◆ PROVIDED PASSAGE
==============================

In 1892, the Norwegian landscape painter Eilert Adelsteen Normann (1848-1918) had invited the young Edvard Munch to exhibit in Berlin, and launched Munch on his way to the success which he deserved. The following year, Munch moved on, and his friend Normann returned to painting Norwegian fjords for customers in Berlin.
This article concludes my tribute to Normann with the undated examples of his work that I have found.
Normann was sufficiently successful to have a large ornamented wooden cabin built for him close to Balestrand in Norway, where he spent each summer. This picturesque area by Sognefjord had attracted quite a colony of artists, including Hans Gude and Hans Dahl. During the rest of the year he taught, mainly in Germany, and some of his students were sufficiently inspired by their teacher’s work to spend their summers painting in Norway too.
Munken gård in Esefjord was painted on the shore of this tributary to the mighty Sognefjord, in the south-west of Norway, near Normann’s summer cabin.
One of the regular passenger and cargo ferry services steams up an unidentified fjord in Normann’s The Steamship.
Sognefjord, Norway shows the country’s longest and deepest fjord, which carves its way due east from the southern bulge of the coastline. This view features Normann’s favourite small craft, and the sky and rock have become very painterly.

==============================

◆ SUPPLIED MATERIAL
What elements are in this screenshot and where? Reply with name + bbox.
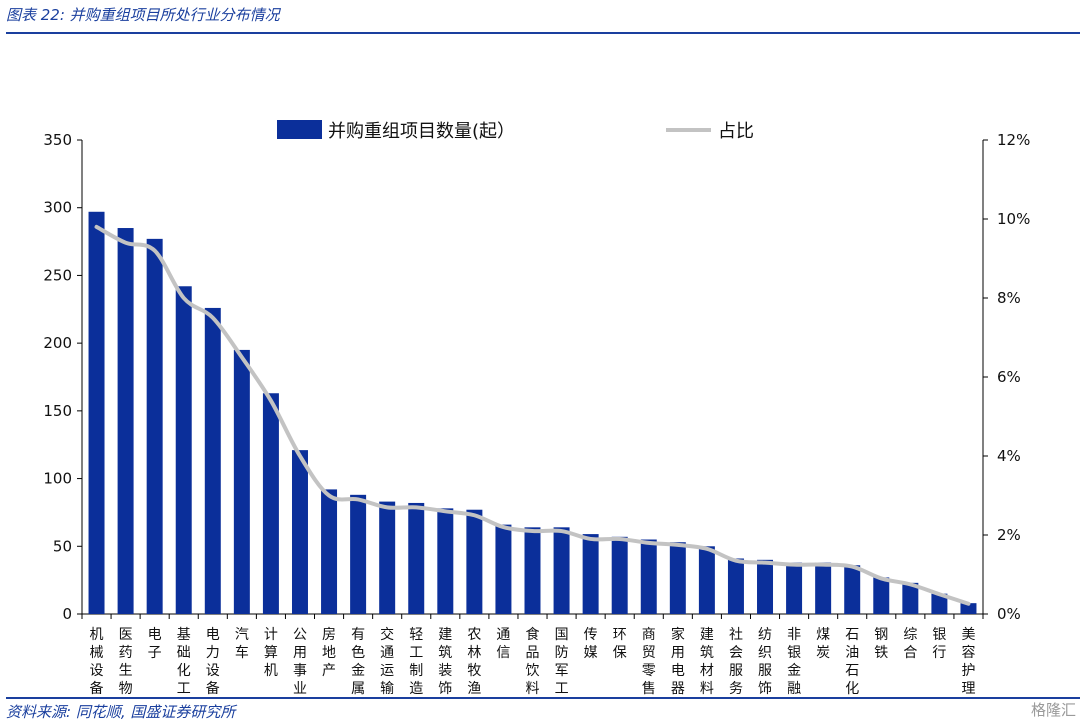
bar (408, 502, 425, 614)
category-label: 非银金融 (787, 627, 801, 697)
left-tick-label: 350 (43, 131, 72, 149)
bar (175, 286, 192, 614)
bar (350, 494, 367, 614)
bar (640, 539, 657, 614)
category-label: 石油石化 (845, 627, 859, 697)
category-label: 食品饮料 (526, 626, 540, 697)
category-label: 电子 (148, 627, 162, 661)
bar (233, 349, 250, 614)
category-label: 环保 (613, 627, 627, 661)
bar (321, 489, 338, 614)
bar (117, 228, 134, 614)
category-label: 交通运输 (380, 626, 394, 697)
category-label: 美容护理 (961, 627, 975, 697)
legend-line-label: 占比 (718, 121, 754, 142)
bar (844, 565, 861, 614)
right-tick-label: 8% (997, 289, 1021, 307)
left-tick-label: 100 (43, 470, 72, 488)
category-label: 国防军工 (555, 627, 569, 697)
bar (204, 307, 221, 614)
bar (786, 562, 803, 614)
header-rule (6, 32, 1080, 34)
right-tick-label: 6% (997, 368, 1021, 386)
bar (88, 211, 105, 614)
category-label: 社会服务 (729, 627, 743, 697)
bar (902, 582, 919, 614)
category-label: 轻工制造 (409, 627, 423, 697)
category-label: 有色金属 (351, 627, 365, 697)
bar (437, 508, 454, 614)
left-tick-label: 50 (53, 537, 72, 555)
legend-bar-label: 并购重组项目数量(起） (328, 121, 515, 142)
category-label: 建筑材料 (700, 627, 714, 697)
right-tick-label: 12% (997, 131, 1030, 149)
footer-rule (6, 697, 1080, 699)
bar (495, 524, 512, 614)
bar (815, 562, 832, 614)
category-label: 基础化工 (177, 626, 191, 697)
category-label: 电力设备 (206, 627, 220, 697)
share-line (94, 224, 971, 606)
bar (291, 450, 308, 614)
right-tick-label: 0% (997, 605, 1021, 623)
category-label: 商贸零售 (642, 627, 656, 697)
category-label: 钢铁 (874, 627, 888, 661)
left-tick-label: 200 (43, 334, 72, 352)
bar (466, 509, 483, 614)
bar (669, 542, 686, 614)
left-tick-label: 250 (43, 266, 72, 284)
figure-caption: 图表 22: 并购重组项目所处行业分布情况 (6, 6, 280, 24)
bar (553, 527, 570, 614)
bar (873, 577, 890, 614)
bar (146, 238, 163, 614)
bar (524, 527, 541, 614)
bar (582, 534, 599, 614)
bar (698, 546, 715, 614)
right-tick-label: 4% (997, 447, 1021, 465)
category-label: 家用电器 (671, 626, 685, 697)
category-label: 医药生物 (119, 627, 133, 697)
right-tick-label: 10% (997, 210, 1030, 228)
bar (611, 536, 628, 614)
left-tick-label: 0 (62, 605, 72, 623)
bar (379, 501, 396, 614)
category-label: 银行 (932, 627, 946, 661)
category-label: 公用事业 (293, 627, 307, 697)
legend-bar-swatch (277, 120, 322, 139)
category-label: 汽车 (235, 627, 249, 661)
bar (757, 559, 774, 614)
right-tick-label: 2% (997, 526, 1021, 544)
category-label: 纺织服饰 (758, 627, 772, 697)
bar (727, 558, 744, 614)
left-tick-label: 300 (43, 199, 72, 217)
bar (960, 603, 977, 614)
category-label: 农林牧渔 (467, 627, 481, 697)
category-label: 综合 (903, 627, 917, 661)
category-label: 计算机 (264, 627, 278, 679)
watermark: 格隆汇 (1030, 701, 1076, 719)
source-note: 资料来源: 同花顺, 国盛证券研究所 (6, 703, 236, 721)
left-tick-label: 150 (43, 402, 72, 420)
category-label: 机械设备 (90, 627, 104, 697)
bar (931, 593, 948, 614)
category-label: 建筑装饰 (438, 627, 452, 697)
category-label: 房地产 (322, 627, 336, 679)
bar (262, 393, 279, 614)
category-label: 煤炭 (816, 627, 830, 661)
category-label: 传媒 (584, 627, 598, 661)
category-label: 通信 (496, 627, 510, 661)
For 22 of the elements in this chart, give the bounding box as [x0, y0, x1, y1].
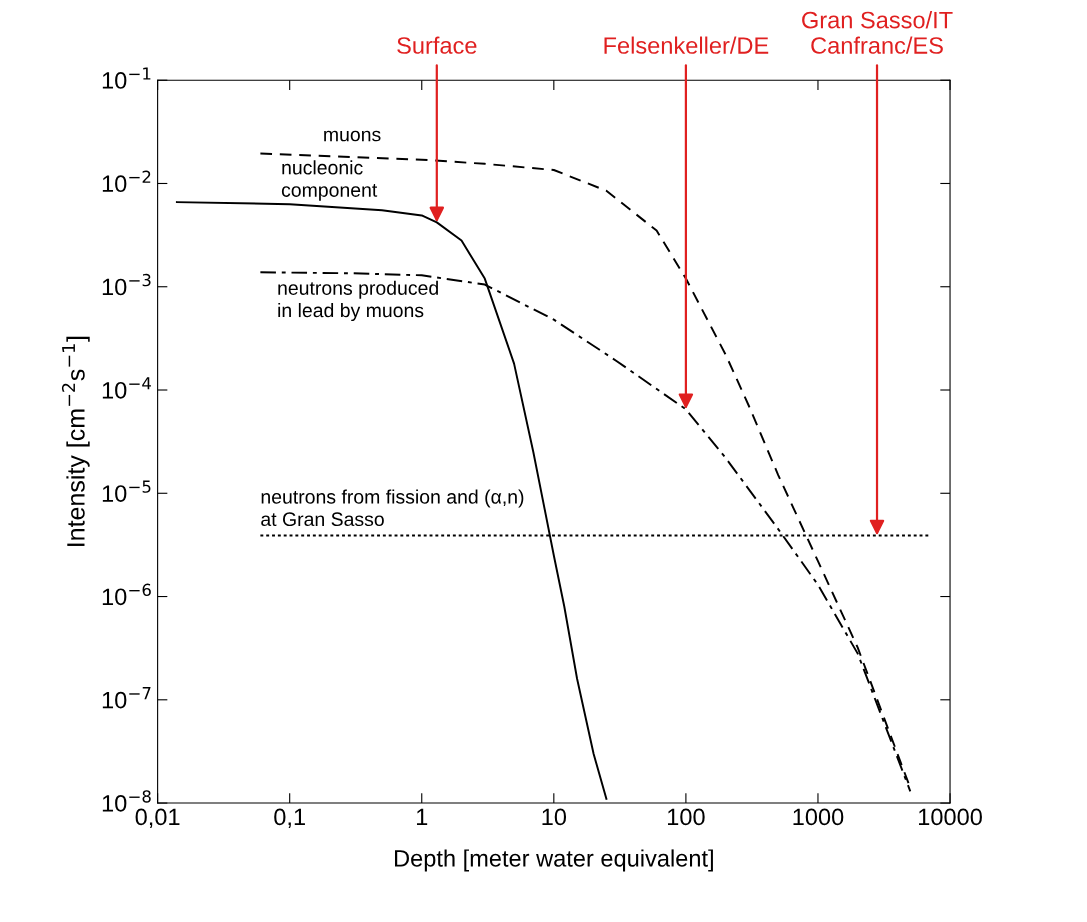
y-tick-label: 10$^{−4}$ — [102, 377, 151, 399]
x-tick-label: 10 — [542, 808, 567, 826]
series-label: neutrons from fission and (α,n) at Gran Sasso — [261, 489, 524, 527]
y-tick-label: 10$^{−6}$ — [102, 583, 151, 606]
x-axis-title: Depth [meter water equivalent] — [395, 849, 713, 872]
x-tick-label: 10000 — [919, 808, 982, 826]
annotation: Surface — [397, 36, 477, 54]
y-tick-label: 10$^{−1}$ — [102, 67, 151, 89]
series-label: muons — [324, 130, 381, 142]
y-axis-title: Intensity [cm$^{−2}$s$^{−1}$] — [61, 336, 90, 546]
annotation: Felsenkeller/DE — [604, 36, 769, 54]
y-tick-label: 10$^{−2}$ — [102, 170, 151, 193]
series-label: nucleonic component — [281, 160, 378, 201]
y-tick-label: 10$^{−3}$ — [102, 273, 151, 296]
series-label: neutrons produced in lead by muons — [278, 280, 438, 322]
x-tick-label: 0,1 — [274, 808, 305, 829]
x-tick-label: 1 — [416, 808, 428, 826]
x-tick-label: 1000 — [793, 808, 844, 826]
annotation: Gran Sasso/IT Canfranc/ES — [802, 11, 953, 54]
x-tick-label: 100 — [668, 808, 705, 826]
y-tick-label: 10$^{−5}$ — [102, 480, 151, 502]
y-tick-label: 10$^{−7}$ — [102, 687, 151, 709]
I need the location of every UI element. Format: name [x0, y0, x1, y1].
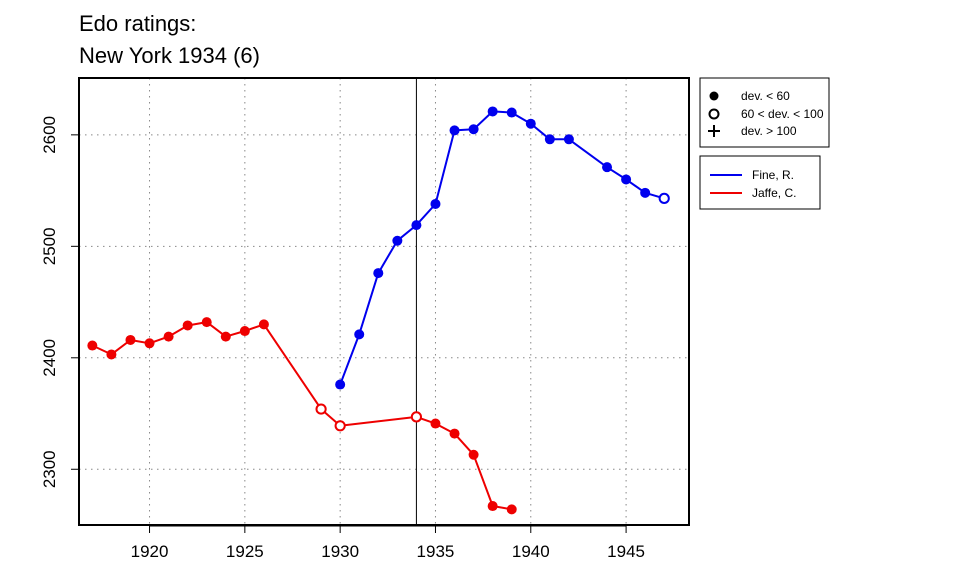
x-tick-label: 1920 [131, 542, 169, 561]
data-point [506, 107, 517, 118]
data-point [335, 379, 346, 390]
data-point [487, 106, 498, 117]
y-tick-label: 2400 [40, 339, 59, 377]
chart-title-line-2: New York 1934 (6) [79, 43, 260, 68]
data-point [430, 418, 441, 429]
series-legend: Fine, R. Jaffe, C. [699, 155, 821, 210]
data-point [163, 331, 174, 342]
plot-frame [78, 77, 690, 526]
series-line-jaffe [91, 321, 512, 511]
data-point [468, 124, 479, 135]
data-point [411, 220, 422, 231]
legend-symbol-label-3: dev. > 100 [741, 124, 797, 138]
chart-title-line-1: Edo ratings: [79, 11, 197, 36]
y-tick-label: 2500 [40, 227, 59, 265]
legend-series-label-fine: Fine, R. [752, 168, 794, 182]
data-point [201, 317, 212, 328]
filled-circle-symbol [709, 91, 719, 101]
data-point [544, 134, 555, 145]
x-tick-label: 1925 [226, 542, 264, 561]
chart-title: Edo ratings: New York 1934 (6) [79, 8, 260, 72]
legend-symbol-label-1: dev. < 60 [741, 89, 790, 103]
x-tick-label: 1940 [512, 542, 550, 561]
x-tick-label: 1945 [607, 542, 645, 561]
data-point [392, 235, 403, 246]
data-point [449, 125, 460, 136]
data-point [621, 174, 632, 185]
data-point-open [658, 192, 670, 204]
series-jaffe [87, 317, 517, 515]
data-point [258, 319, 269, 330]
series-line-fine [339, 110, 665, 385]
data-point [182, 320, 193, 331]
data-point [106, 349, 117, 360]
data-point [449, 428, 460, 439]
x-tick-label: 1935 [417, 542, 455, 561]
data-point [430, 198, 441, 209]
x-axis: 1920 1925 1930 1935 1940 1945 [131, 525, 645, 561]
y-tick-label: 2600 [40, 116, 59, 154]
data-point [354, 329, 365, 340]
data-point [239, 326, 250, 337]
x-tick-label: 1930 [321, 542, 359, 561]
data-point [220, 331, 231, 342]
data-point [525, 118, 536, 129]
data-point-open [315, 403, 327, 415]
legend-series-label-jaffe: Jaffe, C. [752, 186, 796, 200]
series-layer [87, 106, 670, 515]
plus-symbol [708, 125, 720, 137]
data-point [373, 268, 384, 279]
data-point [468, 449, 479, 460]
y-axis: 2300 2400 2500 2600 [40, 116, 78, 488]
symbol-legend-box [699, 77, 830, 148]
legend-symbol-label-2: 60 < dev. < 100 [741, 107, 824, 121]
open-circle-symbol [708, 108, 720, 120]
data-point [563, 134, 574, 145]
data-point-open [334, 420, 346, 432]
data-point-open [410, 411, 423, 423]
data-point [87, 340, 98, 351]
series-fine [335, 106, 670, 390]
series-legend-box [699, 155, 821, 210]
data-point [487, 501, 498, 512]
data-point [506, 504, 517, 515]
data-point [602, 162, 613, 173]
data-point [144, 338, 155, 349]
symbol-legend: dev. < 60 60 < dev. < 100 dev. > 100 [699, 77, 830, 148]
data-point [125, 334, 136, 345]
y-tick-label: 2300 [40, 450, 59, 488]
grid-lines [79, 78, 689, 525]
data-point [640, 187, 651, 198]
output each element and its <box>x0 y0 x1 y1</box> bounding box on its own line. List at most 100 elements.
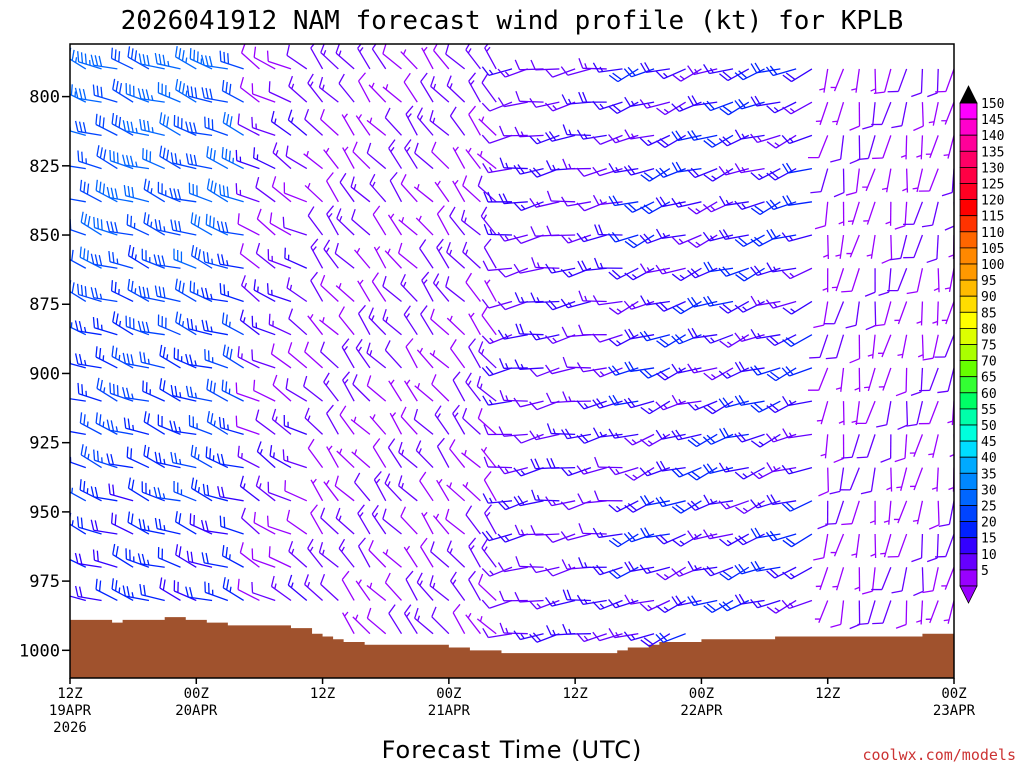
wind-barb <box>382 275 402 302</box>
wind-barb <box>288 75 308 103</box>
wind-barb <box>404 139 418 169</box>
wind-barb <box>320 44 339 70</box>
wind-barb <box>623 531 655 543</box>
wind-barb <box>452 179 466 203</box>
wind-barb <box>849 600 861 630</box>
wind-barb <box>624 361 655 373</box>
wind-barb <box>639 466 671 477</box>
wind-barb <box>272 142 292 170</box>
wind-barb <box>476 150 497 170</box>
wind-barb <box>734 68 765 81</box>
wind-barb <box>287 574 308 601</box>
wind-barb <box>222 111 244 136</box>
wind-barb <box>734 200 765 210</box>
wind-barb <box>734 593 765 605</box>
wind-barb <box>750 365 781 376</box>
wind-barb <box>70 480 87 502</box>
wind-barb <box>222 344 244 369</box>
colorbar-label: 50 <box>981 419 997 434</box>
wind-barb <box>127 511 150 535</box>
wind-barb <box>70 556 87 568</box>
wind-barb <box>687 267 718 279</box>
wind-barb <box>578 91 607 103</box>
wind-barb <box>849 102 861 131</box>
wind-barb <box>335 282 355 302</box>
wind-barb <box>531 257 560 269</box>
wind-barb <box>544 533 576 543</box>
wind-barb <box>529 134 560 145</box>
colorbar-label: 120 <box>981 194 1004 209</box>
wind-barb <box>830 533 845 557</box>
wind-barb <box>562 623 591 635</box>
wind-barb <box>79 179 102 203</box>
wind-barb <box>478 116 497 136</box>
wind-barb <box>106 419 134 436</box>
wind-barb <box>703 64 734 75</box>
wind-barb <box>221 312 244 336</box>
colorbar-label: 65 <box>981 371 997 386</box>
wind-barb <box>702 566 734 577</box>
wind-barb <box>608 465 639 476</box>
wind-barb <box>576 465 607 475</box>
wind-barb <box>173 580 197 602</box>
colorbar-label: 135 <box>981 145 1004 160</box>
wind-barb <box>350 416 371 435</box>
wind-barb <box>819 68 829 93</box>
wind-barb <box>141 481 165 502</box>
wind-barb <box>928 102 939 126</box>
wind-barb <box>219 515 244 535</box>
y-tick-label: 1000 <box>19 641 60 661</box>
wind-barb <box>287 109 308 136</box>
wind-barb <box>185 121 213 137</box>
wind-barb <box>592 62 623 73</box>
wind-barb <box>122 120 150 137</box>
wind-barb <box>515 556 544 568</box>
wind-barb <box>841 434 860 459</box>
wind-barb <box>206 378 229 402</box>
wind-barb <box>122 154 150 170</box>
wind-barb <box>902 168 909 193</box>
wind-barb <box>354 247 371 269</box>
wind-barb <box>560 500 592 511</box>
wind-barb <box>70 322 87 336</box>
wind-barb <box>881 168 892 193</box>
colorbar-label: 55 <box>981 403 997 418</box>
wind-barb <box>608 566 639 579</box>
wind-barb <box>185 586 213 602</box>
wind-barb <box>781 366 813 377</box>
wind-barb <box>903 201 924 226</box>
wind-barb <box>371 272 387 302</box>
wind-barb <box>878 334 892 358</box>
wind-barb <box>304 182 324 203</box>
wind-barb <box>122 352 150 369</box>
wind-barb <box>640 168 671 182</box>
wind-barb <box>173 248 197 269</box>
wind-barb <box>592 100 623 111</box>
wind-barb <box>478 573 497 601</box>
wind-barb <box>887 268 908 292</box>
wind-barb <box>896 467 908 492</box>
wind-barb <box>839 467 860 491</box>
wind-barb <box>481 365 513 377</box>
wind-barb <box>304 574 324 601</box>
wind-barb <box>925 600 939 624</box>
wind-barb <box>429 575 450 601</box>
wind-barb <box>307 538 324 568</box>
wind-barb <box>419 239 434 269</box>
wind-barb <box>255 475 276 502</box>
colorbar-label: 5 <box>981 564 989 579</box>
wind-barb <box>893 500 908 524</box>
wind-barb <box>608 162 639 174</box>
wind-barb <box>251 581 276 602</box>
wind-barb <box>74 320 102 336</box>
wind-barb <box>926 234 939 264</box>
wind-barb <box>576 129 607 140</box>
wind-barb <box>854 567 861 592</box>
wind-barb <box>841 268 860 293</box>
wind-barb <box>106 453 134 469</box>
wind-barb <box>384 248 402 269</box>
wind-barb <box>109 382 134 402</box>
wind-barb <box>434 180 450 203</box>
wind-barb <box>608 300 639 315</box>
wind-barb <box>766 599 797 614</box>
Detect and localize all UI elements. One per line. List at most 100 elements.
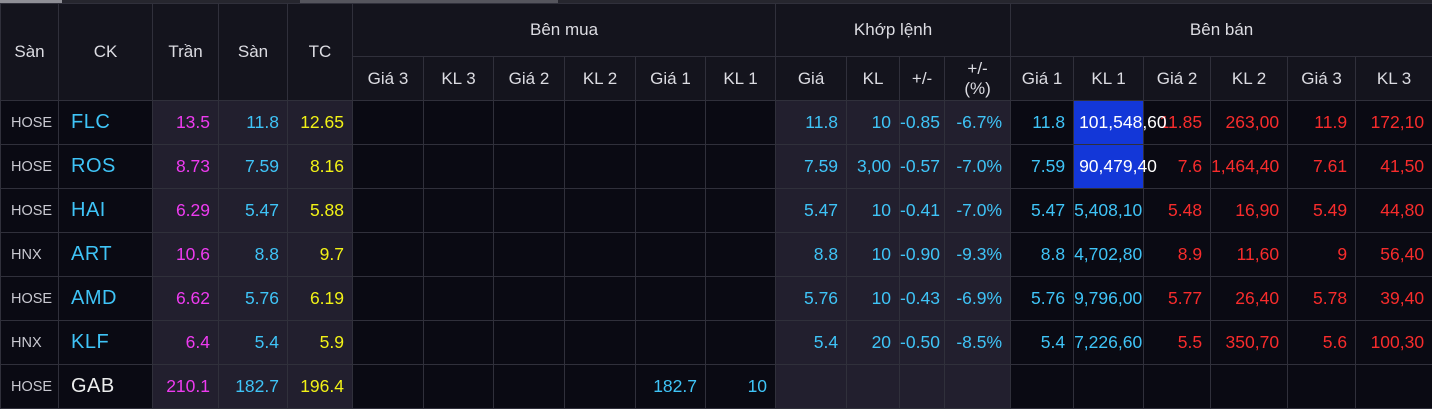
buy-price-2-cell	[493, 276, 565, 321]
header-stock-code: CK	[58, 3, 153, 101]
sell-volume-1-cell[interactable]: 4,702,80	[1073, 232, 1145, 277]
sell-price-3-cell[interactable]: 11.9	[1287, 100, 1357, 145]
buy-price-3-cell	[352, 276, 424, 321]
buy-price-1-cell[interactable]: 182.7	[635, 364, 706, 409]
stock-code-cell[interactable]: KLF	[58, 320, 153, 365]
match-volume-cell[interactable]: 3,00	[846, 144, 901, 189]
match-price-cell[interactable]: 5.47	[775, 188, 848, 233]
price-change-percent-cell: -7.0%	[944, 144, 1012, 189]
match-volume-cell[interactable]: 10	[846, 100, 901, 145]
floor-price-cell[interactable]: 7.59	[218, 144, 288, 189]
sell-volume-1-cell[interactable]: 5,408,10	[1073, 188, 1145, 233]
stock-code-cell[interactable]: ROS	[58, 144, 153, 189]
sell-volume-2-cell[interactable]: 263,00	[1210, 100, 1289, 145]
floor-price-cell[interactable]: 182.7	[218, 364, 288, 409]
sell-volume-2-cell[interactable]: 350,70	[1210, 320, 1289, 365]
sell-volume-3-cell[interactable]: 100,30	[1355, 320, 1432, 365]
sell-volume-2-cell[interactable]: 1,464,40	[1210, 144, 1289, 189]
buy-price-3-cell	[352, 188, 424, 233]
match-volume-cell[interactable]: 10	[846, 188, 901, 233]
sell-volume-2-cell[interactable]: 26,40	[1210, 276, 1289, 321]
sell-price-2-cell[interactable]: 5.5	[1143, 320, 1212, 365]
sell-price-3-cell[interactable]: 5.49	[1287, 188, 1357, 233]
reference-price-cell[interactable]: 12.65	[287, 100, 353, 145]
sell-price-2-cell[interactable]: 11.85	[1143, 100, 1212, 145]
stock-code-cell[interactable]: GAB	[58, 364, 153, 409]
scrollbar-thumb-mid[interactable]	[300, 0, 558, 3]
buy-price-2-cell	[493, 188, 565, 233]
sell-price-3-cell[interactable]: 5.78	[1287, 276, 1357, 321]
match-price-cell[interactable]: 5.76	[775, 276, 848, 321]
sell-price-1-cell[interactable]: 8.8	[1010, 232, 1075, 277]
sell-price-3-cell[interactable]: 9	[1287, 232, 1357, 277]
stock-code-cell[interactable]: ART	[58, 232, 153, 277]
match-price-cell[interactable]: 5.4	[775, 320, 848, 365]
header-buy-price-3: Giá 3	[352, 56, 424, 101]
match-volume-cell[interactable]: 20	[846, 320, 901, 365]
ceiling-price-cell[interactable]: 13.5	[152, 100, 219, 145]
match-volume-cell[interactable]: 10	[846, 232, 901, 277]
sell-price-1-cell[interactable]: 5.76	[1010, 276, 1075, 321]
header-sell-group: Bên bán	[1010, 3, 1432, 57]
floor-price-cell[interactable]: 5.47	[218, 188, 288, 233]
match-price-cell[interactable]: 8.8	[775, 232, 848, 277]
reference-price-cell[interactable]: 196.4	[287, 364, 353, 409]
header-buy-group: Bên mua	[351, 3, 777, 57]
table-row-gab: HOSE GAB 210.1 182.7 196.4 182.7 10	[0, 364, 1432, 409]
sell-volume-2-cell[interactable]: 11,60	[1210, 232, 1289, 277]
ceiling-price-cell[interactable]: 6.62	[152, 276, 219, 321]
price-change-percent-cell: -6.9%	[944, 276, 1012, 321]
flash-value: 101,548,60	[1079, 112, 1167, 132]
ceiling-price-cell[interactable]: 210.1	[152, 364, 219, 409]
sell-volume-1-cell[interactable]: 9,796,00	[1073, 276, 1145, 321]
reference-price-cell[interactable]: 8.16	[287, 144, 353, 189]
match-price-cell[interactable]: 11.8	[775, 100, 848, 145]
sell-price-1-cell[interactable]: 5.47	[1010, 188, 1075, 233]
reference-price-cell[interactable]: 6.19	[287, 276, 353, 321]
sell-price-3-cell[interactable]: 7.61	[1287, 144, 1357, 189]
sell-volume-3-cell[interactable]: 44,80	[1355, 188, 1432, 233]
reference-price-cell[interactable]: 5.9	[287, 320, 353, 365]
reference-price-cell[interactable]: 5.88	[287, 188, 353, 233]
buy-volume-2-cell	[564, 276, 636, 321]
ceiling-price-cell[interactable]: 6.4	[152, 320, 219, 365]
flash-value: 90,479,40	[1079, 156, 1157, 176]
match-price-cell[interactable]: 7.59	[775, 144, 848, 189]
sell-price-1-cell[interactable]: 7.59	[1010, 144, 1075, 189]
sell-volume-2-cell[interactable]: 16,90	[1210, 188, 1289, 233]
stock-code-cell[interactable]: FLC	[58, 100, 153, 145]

==============================

◆ JOB 1
Could you quote the part of the Normann article that begins with the words containing "This article concludes" and ends with "in Norway too.", copying it word for word?
◆ JOB 2
Can you print the lines of the entries from the line containing "276, 565, 321]" through the line containing "276, 424, 321]", unchanged and with both of those lines included?

◆ FINAL RESULT 1
This article concludes my tribute to Normann with the undated examples of his work that I have found.
Normann was sufficiently successful to have a large ornamented wooden cabin built for him close to Balestrand in Norway, where he spent each summer. This picturesque area by Sognefjord had attracted quite a colony of artists, including Hans Gude and Hans Dahl. During the rest of the year he taught, mainly in Germany, and some of his students were sufficiently inspired by their teacher’s work to spend their summers painting in Norway too.

◆ FINAL RESULT 2
buy-price-2-cell	[493, 276, 565, 321]
header-stock-code: CK	[58, 3, 153, 101]
sell-volume-1-cell[interactable]: 4,702,80	[1073, 232, 1145, 277]
sell-price-3-cell[interactable]: 11.9	[1287, 100, 1357, 145]
buy-price-3-cell	[352, 276, 424, 321]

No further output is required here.